_DATA SHOWN_
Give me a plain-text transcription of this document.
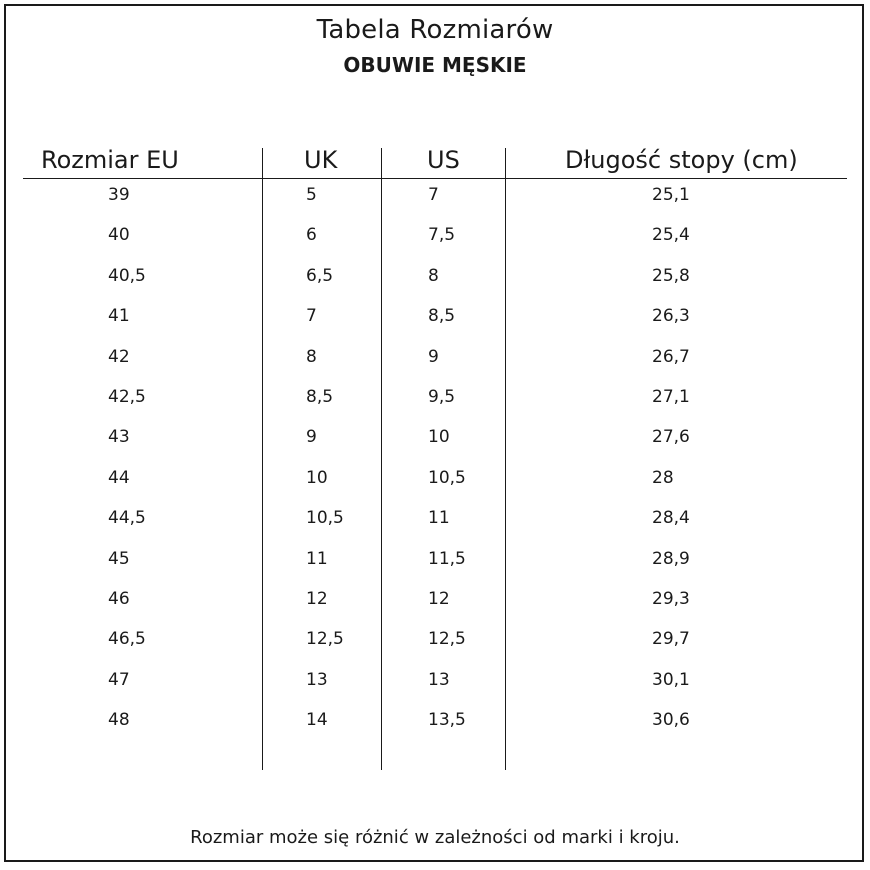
Tabela Rozmiarów
OBUWIE MĘSKIE
Rozmiar EU	UK	US	Długość stopy (cm)
39	5	7	25,1
40	6	7,5	25,4
40,5	6,5	8	25,8
41	7	8,5	26,3
42	8	9	26,7
42,5	8,5	9,5	27,1
43	9	10	27,6
44	10	10,5	28
44,5	10,5	11	28,4
45	11	11,5	28,9
46	12	12	29,3
46,5	12,5	12,5	29,7
47	13	13	30,1
48	14	13,5	30,6
Rozmiar może się różnić w zależności od marki i kroju.
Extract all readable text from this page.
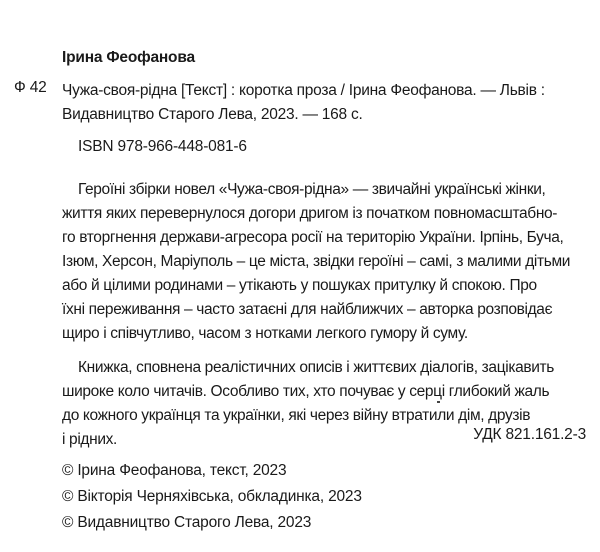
Ірина Феофанова
Ф 42 Чужа-своя-рідна [Текст] : коротка проза / Ірина Феофанова. — Львів :
Видавництво Старого Лева, 2023. — 168 с.
ISBN 978-966-448-081-6
Героїні збірки новел «Чужа-своя-рідна» — звичайні українські жінки,
життя яких перевернулося догори дригом із початком повномасштабно-
го вторгнення держави-агресора росії на територію України. Ірпінь, Буча,
Ізюм, Херсон, Маріуполь – це міста, звідки героїні – самі, з малими дітьми
або й цілими родинами – утікають у пошуках притулку й спокою. Про
їхні переживання – часто затаєні для найближчих – авторка розповідає
щиро і співчутливо, часом з нотками легкого гумору й суму.
Книжка, сповнена реалістичних описів і життєвих діалогів, зацікавить
широке коло читачів. Особливо тих, хто почуває у серці глибокий жаль
до кожного українця та українки, які через війну втратили дім, друзів
і рідних.	УДК 821.161.2-3
© Ірина Феофанова, текст, 2023
© Вікторія Черняхівська, обкладинка, 2023
© Видавництво Старого Лева, 2023
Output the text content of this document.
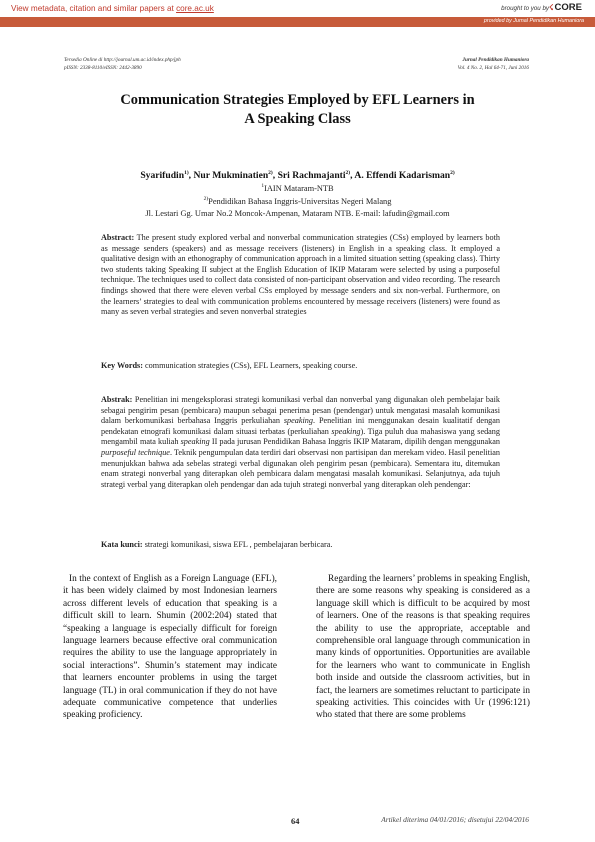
View metadata, citation and similar papers at core.ac.uk	brought to you by ☇CORE
provided by Jurnal Pendidikan Humaniora
Tersedia Online di http://journal.um.ac.id/index.php/jph
pISSN: 2338-8110/eISSN: 2442-3890
Jurnal Pendidikan Humaniora
Vol. 4 No. 2, Hal 64-71, Juni 2016
Communication Strategies Employed by EFL Learners in
A Speaking Class
Syarifudin$^{1)}$, Nur Mukminatien$^{2)}$, Sri Rachmajanti$^{2)}$, A. Effendi Kadarisman$^{2)}$
$^1$IAIN Mataram-NTB
$^{2)}$Pendidikan Bahasa Inggris-Universitas Negeri Malang
Jl. Lestari Gg. Umar No.2 Moncok-Ampenan, Mataram NTB. E-mail: lafudin@gmail.com
Abstract: The present study explored verbal and nonverbal communication strategies (CSs) employed by learners both as message senders (speakers) and as message receivers (listeners) in English in a speaking class. It employed a qualitative design with an ethonography of communication approach in a limited situation setting (speaking class). Thirty two students taking Speaking II subject at the English Education of IKIP Mataram were selected by using a purposeful technique. The techniques used to collect data consisted of non-participant observation and video recording. The research findings showed that there were eleven verbal CSs employed by message senders and six non-verbal. Furthermore, on the learners’ strategies to deal with communication problems encountered by message receivers (listeners) were found as many as seven verbal strategies and seven nonverbal strategies
Key Words: communication strategies (CSs), EFL Learners, speaking course.
Abstrak: Penelitian ini mengeksplorasi strategi komunikasi verbal dan nonverbal yang digunakan oleh pembelajar baik sebagai pengirim pesan (pembicara) maupun sebagai penerima pesan (pendengar) untuk mengatasi masalah komunikasi dalam berkomunikasi berbahasa Inggris perkuliahan speaking. Penelitian ini menggunakan desain kualitatif dengan pendekatan etnografi komunikasi dalam situasi terbatas (perkuliahan speaking). Tiga puluh dua mahasiswa yang sedang mengambil mata kuliah speaking II pada jurusan Pendidikan Bahasa Inggris IKIP Mataram, dipilih dengan menggunakan purposeful technique. Teknik pengumpulan data terdiri dari observasi non partisipan dan merekam video. Hasil penelitian menunjukkan bahwa ada sebelas strategi verbal digunakan oleh pengirim pesan (pembicara). Sementara itu, ditemukan enam strategi nonverbal yang diterapkan oleh pembicara dalam mengatasi masalah komunikasi. Selanjutnya, ada tujuh strategi verbal yang diterapkan oleh pendengar dan ada tujuh strategi nonverbal yang diterapkan oleh pendengar:
Kata kunci: strategi komunikasi, siswa EFL , pembelajaran berbicara.
In the context of English as a Foreign Language (EFL), it has been widely claimed by most Indonesian learners across different levels of education that speaking is a difficult skill to learn. Shumin (2002:204) stated that “speaking a language is especially difficult for foreign language learners because effective oral communication requires the ability to use the language appropriately in social interactions”. Shumin’s statement may indicate that learners encounter problems in using the target language (TL) in oral communication if they do not have adequate communicative competence that underlies speaking proficiency.
Regarding the learners’ problems in speaking English, there are some reasons why speaking is considered as a language skill which is difficult to be acquired by most of learners. One of the reasons is that speaking requires the ability to use the appropriate, acceptable and comprehensible oral language through communication in many kinds of opportunities. Opportunities are available for the learners who want to communicate in English both inside and outside the classroom activities, but in fact, the learners are sometimes reluctant to participate in speaking activities. This coincides with Ur (1996:121) who stated that there are some problems
64	Artikel diterima 04/01/2016; disetujui 22/04/2016
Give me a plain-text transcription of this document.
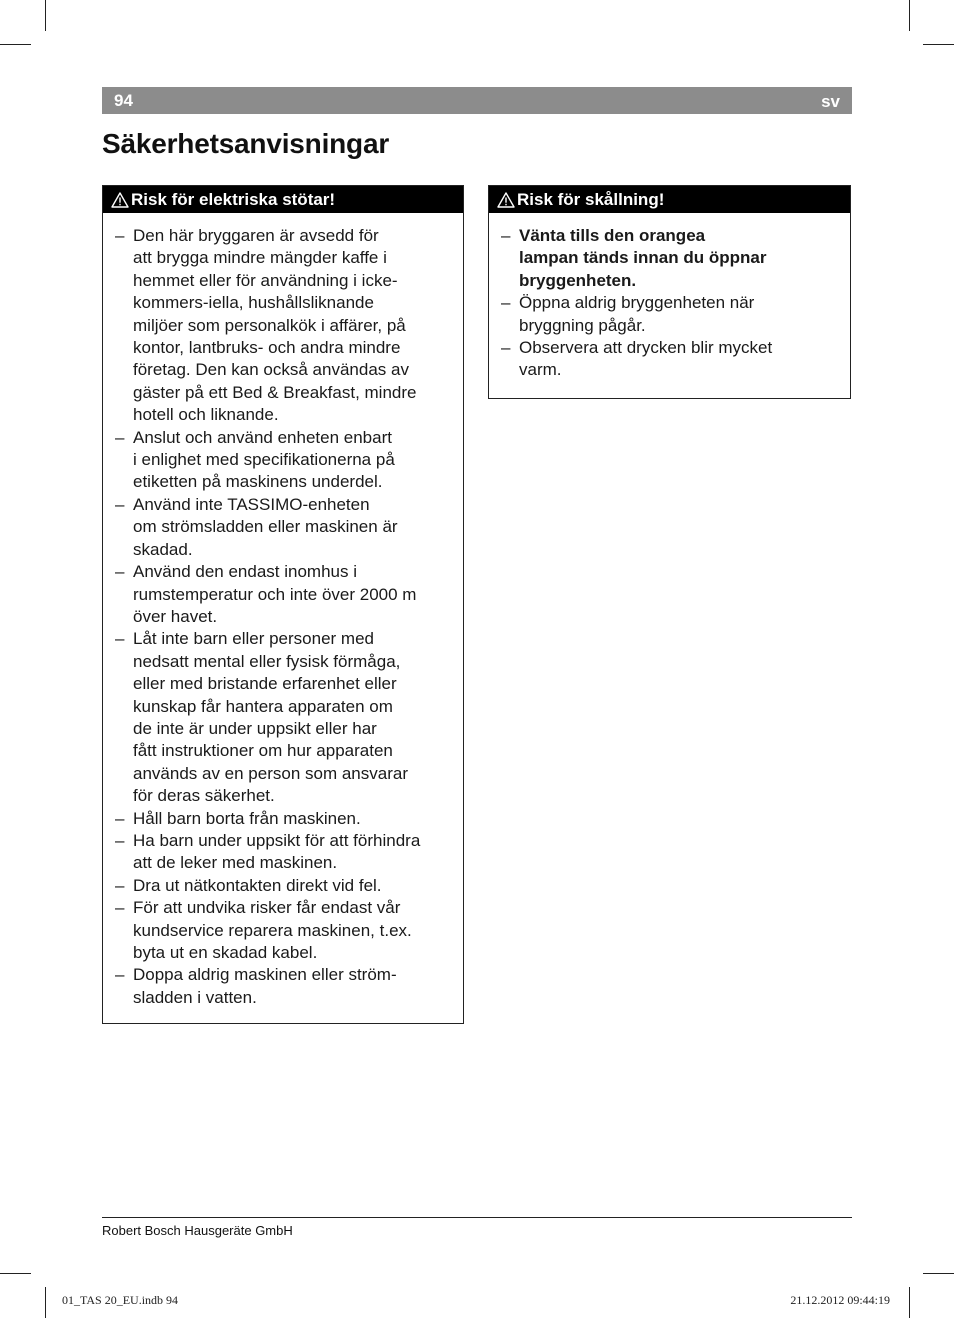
94	sv
Säkerhetsanvisningar
Risk för elektriska stötar!
– Den här bryggaren är avsedd för
att brygga mindre mängder kaffe i
hemmet eller för användning i icke-
kommers-iella, hushållsliknande
miljöer som personalkök i affärer, på
kontor, lantbruks- och andra mindre
företag. Den kan också användas av
gäster på ett Bed & Breakfast, mindre
hotell och liknande.
– Anslut och använd enheten enbart
i enlighet med specifikationerna på
etiketten på maskinens underdel.
– Använd inte TASSIMO-enheten
om strömsladden eller maskinen är
skadad.
– Använd den endast inomhus i
rumstemperatur och inte över 2000 m
över havet.
– Låt inte barn eller personer med
nedsatt mental eller fysisk förmåga,
eller med bristande erfarenhet eller
kunskap får hantera apparaten om
de inte är under uppsikt eller har
fått instruktioner om hur apparaten
används av en person som ansvarar
för deras säkerhet.
– Håll barn borta från maskinen.
– Ha barn under uppsikt för att förhindra
att de leker med maskinen.
– Dra ut nätkontakten direkt vid fel.
– För att undvika risker får endast vår
kundservice reparera maskinen, t.ex.
byta ut en skadad kabel.
– Doppa aldrig maskinen eller ström-
sladden i vatten.
Risk för skållning!
– Vänta tills den orangea
lampan tänds innan du öppnar
bryggenheten.
– Öppna aldrig bryggenheten när
bryggning pågår.
– Observera att drycken blir mycket
varm.
Robert Bosch Hausgeräte GmbH
01_TAS 20_EU.indb 94	21.12.2012 09:44:19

_EXERCISE GOAL_
Exactly reproduce the entries above, minus the pictures.

_EXERCISE ANSWER_
Give me a plain-text transcription of this document.
Tabela Rozmiarów
OBUWIE MĘSKIE
Rozmiar EU	UK	US	Długość stopy (cm)
39	5	7	25,1
40	6	7,5	25,4
40,5	6,5	8	25,8
41	7	8,5	26,3
42	8	9	26,7
42,5	8,5	9,5	27,1
43	9	10	27,6
44	10	10,5	28
44,5	10,5	11	28,4
45	11	11,5	28,9
46	12	12	29,3
46,5	12,5	12,5	29,7
47	13	13	30,1
48	14	13,5	30,6
Rozmiar może się różnić w zależności od marki i kroju.
Extract all readable text from this page.
Ірина Феофанова
Ф 42 Чужа-своя-рідна [Текст] : коротка проза / Ірина Феофанова. — Львів :
Видавництво Старого Лева, 2023. — 168 с.
ISBN 978-966-448-081-6
Героїні збірки новел «Чужа-своя-рідна» — звичайні українські жінки,
життя яких перевернулося догори дригом із початком повномасштабно-
го вторгнення держави-агресора росії на територію України. Ірпінь, Буча,
Ізюм, Херсон, Маріуполь – це міста, звідки героїні – самі, з малими дітьми
або й цілими родинами – утікають у пошуках притулку й спокою. Про
їхні переживання – часто затаєні для найближчих – авторка розповідає
щиро і співчутливо, часом з нотками легкого гумору й суму.
Книжка, сповнена реалістичних описів і життєвих діалогів, зацікавить
широке коло читачів. Особливо тих, хто почуває у серці глибокий жаль
до кожного українця та українки, які через війну втратили дім, друзів
і рідних.	УДК 821.161.2-3
© Ірина Феофанова, текст, 2023
© Вікторія Черняхівська, обкладинка, 2023
© Видавництво Старого Лева, 2023
Output the text content of this document.
View metadata, citation and similar papers at core.ac.uk	brought to you by ☇CORE
provided by Jurnal Pendidikan Humaniora
Tersedia Online di http://journal.um.ac.id/index.php/jph
pISSN: 2338-8110/eISSN: 2442-3890
Jurnal Pendidikan Humaniora
Vol. 4 No. 2, Hal 64-71, Juni 2016
Communication Strategies Employed by EFL Learners in
A Speaking Class
Syarifudin$^{1)}$, Nur Mukminatien$^{2)}$, Sri Rachmajanti$^{2)}$, A. Effendi Kadarisman$^{2)}$
$^1$IAIN Mataram-NTB
$^{2)}$Pendidikan Bahasa Inggris-Universitas Negeri Malang
Jl. Lestari Gg. Umar No.2 Moncok-Ampenan, Mataram NTB. E-mail: lafudin@gmail.com
Abstract: The present study explored verbal and nonverbal communication strategies (CSs) employed by learners both as message senders (speakers) and as message receivers (listeners) in English in a speaking class. It employed a qualitative design with an ethonography of communication approach in a limited situation setting (speaking class). Thirty two students taking Speaking II subject at the English Education of IKIP Mataram were selected by using a purposeful technique. The techniques used to collect data consisted of non-participant observation and video recording. The research findings showed that there were eleven verbal CSs employed by message senders and six non-verbal. Furthermore, on the learners’ strategies to deal with communication problems encountered by message receivers (listeners) were found as many as seven verbal strategies and seven nonverbal strategies
Key Words: communication strategies (CSs), EFL Learners, speaking course.
Abstrak: Penelitian ini mengeksplorasi strategi komunikasi verbal dan nonverbal yang digunakan oleh pembelajar baik sebagai pengirim pesan (pembicara) maupun sebagai penerima pesan (pendengar) untuk mengatasi masalah komunikasi dalam berkomunikasi berbahasa Inggris perkuliahan speaking. Penelitian ini menggunakan desain kualitatif dengan pendekatan etnografi komunikasi dalam situasi terbatas (perkuliahan speaking). Tiga puluh dua mahasiswa yang sedang mengambil mata kuliah speaking II pada jurusan Pendidikan Bahasa Inggris IKIP Mataram, dipilih dengan menggunakan purposeful technique. Teknik pengumpulan data terdiri dari observasi non partisipan dan merekam video. Hasil penelitian menunjukkan bahwa ada sebelas strategi verbal digunakan oleh pengirim pesan (pembicara). Sementara itu, ditemukan enam strategi nonverbal yang diterapkan oleh pembicara dalam mengatasi masalah komunikasi. Selanjutnya, ada tujuh strategi verbal yang diterapkan oleh pendengar dan ada tujuh strategi nonverbal yang diterapkan oleh pendengar:
Kata kunci: strategi komunikasi, siswa EFL , pembelajaran berbicara.
In the context of English as a Foreign Language (EFL), it has been widely claimed by most Indonesian learners across different levels of education that speaking is a difficult skill to learn. Shumin (2002:204) stated that “speaking a language is especially difficult for foreign language learners because effective oral communication requires the ability to use the language appropriately in social interactions”. Shumin’s statement may indicate that learners encounter problems in using the target language (TL) in oral communication if they do not have adequate communicative competence that underlies speaking proficiency.
Regarding the learners’ problems in speaking English, there are some reasons why speaking is considered as a language skill which is difficult to be acquired by most of learners. One of the reasons is that speaking requires the ability to use the appropriate, acceptable and comprehensible oral language through communication in many kinds of opportunities. Opportunities are available for the learners who want to communicate in English both inside and outside the classroom activities, but in fact, the learners are sometimes reluctant to participate in speaking activities. This coincides with Ur (1996:121) who stated that there are some problems
64	Artikel diterima 04/01/2016; disetujui 22/04/2016
Give me a plain-text transcription of this document.
94	sv
Säkerhetsanvisningar
Risk för elektriska stötar!
– Den här bryggaren är avsedd för
att brygga mindre mängder kaffe i
hemmet eller för användning i icke-
kommers-iella, hushållsliknande
miljöer som personalkök i affärer, på
kontor, lantbruks- och andra mindre
företag. Den kan också användas av
gäster på ett Bed & Breakfast, mindre
hotell och liknande.
– Anslut och använd enheten enbart
i enlighet med specifikationerna på
etiketten på maskinens underdel.
– Använd inte TASSIMO-enheten
om strömsladden eller maskinen är
skadad.
– Använd den endast inomhus i
rumstemperatur och inte över 2000 m
över havet.
– Låt inte barn eller personer med
nedsatt mental eller fysisk förmåga,
eller med bristande erfarenhet eller
kunskap får hantera apparaten om
de inte är under uppsikt eller har
fått instruktioner om hur apparaten
används av en person som ansvarar
för deras säkerhet.
– Håll barn borta från maskinen.
– Ha barn under uppsikt för att förhindra
att de leker med maskinen.
– Dra ut nätkontakten direkt vid fel.
– För att undvika risker får endast vår
kundservice reparera maskinen, t.ex.
byta ut en skadad kabel.
– Doppa aldrig maskinen eller ström-
sladden i vatten.
Risk för skållning!
– Vänta tills den orangea
lampan tänds innan du öppnar
bryggenheten.
– Öppna aldrig bryggenheten när
bryggning pågår.
– Observera att drycken blir mycket
varm.
Robert Bosch Hausgeräte GmbH
01_TAS 20_EU.indb 94	21.12.2012 09:44:19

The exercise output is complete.